▶ Given records:
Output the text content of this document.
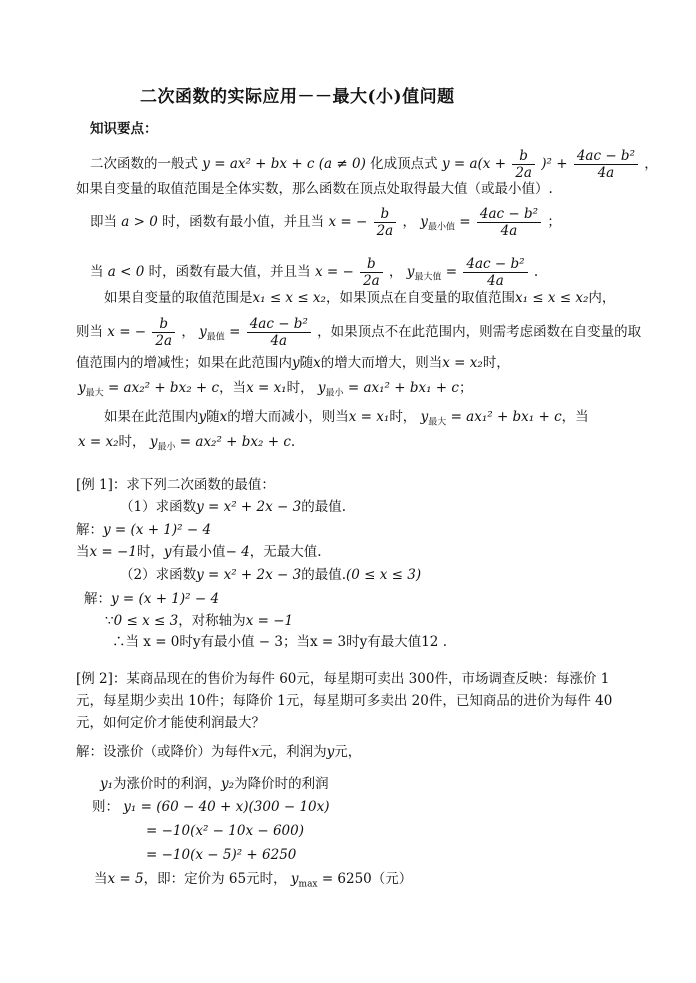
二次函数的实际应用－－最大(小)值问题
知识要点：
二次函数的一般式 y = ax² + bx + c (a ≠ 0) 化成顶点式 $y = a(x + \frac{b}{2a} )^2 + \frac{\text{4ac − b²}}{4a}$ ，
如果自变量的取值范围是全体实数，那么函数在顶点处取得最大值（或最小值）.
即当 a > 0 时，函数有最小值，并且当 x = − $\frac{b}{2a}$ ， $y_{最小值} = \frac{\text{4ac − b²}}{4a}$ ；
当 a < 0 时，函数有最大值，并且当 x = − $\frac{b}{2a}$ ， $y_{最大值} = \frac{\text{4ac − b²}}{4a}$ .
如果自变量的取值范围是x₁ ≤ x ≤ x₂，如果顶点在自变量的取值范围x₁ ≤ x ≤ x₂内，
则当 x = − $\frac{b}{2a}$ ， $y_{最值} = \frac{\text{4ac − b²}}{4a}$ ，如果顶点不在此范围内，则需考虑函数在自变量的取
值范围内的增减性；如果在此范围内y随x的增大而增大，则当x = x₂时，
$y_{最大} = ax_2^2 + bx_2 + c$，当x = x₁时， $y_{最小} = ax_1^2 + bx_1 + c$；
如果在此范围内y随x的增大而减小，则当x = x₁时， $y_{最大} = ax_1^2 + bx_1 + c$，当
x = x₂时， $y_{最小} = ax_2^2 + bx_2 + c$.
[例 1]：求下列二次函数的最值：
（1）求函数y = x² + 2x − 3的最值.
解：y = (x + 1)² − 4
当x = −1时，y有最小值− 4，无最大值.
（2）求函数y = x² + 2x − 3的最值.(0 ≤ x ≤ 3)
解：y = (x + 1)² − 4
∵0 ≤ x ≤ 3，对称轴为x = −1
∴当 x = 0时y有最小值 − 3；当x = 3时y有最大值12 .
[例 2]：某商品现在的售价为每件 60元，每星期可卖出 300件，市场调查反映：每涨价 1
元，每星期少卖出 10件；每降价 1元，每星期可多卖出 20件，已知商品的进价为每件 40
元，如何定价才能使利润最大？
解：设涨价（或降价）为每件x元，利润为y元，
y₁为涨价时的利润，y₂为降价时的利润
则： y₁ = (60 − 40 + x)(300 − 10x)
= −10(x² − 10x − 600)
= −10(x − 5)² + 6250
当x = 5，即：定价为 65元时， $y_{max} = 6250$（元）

---

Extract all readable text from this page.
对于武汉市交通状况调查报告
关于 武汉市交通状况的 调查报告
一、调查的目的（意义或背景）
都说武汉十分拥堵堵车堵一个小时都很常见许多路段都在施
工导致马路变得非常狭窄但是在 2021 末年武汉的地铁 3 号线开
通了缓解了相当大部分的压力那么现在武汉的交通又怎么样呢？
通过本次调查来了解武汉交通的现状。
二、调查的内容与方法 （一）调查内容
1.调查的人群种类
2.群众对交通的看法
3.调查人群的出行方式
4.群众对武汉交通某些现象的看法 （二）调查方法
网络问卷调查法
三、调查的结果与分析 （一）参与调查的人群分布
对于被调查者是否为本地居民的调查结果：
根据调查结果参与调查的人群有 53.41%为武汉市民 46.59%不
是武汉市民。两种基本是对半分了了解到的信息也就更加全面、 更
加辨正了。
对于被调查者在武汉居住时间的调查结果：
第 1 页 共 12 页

▶ Task details: Find the word "this" in the entries above and gather every line that holds it.

▶ The answer:
Output the text content of this document.
Extract all readable text from this page.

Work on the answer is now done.